AIM OF THE TASK:
Report each line of the data that includes the word "Eating".

LISTED RECORDS:
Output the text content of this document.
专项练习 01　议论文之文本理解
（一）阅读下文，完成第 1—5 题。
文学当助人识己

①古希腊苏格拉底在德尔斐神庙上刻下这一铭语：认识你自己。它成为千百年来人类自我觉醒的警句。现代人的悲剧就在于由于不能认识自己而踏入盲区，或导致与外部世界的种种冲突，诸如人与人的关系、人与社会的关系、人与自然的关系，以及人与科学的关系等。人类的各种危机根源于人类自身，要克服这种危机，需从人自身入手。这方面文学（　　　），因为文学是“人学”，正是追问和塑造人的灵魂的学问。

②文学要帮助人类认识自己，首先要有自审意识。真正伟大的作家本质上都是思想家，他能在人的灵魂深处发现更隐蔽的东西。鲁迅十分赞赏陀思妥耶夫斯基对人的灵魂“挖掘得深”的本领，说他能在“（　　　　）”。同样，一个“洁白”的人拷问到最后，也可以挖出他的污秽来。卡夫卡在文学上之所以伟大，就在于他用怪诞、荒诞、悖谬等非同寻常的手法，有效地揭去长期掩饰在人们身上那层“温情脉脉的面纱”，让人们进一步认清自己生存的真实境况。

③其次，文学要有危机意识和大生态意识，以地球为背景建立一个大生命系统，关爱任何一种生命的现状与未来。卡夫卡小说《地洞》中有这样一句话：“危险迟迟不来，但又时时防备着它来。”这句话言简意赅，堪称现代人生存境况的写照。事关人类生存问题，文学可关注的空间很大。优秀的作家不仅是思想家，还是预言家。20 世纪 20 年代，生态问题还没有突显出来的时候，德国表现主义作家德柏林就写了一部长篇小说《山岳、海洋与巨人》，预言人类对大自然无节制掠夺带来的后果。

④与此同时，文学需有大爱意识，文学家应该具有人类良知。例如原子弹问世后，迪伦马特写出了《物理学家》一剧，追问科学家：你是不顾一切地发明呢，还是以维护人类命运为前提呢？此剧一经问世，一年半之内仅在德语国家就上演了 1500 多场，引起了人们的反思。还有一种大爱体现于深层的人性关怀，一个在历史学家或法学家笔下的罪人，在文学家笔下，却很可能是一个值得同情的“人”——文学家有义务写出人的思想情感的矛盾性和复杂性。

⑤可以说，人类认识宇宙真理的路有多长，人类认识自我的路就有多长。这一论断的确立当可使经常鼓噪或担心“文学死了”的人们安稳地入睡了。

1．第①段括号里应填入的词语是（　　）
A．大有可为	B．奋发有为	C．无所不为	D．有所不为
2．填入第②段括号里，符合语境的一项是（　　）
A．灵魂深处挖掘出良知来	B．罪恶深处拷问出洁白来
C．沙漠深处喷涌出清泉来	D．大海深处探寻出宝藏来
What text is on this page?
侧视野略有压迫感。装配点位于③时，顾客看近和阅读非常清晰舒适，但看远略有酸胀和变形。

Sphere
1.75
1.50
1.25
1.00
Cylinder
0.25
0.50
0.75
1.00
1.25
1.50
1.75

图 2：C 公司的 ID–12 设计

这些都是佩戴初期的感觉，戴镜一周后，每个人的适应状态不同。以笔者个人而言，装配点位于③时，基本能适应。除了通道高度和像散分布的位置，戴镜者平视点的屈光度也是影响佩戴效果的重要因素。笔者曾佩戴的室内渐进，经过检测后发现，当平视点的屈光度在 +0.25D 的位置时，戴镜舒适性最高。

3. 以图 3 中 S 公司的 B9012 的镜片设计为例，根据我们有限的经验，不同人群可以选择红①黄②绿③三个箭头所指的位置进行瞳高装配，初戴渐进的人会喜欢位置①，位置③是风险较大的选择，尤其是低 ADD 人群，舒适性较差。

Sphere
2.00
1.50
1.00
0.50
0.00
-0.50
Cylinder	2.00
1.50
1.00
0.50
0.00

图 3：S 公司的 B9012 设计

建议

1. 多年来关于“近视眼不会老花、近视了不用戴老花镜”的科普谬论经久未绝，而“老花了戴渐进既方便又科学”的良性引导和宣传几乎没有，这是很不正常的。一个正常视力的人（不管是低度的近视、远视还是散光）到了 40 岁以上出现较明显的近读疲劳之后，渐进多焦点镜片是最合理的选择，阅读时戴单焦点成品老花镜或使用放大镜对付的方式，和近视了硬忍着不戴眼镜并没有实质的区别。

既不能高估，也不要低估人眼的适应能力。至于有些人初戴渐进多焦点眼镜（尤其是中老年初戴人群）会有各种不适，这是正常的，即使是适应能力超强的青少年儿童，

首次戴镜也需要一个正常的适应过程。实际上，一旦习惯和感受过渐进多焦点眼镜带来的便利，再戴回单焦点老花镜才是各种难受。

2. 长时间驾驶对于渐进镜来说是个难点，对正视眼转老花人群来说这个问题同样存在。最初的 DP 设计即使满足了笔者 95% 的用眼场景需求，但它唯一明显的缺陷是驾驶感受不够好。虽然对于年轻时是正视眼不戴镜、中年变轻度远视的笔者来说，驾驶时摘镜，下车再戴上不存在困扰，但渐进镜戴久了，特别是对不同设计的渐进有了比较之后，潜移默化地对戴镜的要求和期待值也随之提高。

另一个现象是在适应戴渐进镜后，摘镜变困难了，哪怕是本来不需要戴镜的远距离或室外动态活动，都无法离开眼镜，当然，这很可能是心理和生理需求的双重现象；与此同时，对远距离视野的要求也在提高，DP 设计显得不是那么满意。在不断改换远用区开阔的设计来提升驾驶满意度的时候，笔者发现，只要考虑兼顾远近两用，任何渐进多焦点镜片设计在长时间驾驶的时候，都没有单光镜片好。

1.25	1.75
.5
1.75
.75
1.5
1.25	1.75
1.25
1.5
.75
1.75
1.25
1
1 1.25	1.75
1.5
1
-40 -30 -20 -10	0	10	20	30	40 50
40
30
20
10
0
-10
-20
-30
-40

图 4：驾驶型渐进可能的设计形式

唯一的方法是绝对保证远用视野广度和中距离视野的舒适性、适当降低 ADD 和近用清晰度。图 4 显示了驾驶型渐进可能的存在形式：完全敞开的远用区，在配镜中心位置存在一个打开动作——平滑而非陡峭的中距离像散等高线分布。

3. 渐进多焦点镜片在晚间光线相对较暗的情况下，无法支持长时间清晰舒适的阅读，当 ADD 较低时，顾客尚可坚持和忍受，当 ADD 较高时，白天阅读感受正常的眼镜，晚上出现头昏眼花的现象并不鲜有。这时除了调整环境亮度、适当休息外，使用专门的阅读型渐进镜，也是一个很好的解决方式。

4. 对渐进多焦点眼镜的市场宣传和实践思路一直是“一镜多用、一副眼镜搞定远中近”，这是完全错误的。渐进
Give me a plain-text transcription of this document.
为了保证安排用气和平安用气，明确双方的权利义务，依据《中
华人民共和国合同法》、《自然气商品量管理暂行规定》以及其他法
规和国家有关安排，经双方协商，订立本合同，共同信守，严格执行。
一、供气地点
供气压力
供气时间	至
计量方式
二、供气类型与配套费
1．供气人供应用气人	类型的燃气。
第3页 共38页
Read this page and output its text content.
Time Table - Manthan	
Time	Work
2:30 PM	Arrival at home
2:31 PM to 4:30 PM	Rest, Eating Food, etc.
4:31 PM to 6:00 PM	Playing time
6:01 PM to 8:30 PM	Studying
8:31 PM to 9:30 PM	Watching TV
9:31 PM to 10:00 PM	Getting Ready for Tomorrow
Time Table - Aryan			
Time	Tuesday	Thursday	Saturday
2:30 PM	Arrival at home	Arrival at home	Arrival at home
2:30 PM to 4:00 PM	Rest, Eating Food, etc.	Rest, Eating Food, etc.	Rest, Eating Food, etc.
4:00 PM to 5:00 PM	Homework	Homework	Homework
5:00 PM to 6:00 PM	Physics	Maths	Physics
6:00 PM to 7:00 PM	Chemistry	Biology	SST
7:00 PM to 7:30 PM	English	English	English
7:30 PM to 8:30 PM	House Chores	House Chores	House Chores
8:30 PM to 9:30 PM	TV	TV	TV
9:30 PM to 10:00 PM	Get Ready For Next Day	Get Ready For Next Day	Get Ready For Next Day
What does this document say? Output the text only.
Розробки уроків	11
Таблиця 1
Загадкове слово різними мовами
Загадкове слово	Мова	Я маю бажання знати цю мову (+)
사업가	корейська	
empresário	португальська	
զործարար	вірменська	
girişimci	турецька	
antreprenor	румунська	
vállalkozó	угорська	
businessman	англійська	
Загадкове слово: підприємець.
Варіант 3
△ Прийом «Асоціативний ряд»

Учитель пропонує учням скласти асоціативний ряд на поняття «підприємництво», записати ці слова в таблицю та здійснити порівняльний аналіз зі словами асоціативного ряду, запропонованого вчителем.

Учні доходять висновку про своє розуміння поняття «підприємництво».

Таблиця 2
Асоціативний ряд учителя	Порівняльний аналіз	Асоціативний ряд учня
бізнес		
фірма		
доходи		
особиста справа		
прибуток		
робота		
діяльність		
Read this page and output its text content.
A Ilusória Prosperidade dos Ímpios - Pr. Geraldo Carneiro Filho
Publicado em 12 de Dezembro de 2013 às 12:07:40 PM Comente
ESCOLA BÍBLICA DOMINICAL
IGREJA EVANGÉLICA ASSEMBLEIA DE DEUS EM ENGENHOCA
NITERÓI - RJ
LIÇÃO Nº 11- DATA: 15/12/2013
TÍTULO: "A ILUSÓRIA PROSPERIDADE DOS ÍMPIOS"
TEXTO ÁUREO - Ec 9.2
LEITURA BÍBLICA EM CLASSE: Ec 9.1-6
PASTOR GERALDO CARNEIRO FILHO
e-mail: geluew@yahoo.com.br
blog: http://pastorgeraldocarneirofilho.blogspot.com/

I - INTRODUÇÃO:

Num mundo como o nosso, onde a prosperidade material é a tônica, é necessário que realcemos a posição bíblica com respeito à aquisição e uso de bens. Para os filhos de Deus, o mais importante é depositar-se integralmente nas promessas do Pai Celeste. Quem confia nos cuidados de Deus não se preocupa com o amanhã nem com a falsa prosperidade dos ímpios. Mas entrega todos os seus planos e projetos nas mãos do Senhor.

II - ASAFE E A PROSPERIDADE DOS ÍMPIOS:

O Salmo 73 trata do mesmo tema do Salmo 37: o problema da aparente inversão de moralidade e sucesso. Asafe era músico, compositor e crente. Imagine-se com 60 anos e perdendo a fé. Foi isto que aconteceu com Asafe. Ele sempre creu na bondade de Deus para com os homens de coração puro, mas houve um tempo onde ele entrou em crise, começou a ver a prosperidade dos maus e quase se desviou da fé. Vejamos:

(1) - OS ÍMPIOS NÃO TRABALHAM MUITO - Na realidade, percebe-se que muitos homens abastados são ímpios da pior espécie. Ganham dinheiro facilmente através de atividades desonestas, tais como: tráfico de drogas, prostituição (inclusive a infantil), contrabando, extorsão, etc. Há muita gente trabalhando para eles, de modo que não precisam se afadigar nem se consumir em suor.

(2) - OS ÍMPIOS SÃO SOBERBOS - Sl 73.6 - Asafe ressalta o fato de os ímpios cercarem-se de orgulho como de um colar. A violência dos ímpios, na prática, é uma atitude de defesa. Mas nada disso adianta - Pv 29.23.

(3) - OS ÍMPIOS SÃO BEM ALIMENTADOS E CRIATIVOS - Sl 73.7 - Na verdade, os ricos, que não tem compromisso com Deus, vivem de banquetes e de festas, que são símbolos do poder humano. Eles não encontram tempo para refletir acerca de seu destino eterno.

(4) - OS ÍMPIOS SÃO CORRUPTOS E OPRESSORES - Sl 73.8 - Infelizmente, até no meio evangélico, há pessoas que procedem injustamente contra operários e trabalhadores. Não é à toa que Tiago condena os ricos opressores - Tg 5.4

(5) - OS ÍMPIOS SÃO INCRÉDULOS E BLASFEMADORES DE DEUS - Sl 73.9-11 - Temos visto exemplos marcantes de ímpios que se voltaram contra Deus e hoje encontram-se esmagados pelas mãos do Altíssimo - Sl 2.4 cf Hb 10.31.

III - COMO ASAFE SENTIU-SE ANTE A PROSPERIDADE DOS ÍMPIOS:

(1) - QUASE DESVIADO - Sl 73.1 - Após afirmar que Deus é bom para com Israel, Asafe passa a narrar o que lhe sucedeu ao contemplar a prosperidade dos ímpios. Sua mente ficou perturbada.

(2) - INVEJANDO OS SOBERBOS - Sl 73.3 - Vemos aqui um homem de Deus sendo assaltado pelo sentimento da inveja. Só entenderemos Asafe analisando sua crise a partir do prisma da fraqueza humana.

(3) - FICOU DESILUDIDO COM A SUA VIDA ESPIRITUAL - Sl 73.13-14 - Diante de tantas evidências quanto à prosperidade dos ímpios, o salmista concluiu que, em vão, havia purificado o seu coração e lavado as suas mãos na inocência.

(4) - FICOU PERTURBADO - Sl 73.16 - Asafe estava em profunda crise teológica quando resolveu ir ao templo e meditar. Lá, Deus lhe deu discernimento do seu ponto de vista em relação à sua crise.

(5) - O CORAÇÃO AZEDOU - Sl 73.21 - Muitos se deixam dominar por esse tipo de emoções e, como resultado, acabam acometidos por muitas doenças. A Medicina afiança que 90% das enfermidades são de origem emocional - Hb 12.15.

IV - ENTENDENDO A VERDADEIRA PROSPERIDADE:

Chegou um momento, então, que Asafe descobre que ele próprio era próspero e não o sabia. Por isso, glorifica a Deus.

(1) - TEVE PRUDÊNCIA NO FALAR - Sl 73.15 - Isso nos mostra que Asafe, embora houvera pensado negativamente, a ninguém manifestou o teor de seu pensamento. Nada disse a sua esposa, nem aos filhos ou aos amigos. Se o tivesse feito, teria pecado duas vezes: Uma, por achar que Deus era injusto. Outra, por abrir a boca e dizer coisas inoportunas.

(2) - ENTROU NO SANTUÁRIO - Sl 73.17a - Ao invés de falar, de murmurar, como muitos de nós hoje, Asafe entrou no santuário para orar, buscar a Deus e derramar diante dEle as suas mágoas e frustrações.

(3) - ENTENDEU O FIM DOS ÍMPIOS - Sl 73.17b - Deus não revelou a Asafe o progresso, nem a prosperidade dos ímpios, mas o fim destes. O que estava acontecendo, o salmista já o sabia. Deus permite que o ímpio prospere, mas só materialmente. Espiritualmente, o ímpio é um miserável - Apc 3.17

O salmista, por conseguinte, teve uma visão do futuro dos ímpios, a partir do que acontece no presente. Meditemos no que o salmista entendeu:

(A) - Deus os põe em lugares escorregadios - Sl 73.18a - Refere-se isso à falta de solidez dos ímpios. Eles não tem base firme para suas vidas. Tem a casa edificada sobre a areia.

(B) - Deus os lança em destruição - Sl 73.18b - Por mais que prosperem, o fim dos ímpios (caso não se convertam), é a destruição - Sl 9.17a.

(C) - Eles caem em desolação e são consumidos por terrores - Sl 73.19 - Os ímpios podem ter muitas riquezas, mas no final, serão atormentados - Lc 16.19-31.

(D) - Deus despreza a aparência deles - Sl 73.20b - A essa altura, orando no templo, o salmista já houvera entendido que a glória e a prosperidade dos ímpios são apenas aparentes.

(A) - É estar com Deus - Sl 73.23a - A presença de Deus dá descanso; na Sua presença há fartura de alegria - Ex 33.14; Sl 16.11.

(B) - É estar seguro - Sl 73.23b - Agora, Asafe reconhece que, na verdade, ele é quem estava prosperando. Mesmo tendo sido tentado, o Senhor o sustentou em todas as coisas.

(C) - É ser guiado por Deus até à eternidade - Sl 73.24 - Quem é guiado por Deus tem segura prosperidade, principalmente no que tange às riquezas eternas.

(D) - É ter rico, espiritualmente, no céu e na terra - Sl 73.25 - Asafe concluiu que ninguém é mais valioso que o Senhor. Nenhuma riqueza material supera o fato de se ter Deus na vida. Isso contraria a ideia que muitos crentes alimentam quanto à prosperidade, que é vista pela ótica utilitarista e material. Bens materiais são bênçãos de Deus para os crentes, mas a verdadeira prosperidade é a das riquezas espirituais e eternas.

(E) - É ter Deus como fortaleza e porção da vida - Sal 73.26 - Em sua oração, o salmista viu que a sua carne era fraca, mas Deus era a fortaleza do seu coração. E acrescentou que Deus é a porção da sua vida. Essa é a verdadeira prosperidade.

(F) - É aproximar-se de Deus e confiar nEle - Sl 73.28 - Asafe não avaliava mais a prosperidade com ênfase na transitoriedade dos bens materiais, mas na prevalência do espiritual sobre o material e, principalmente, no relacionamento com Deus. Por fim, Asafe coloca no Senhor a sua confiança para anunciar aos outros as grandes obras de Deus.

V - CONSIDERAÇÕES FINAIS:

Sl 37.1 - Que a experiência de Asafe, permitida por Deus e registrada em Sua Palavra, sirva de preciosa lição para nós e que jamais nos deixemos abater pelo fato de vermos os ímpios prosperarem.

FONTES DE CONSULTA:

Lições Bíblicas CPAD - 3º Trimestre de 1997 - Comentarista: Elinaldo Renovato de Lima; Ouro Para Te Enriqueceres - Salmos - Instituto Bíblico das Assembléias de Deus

RESULT BELOW:
2:31 PM to 4:30 PM	Rest, Eating Food, etc.
2:30 PM to 4:00 PM	Rest, Eating Food, etc.	Rest, Eating Food, etc.	Rest, Eating Food, etc.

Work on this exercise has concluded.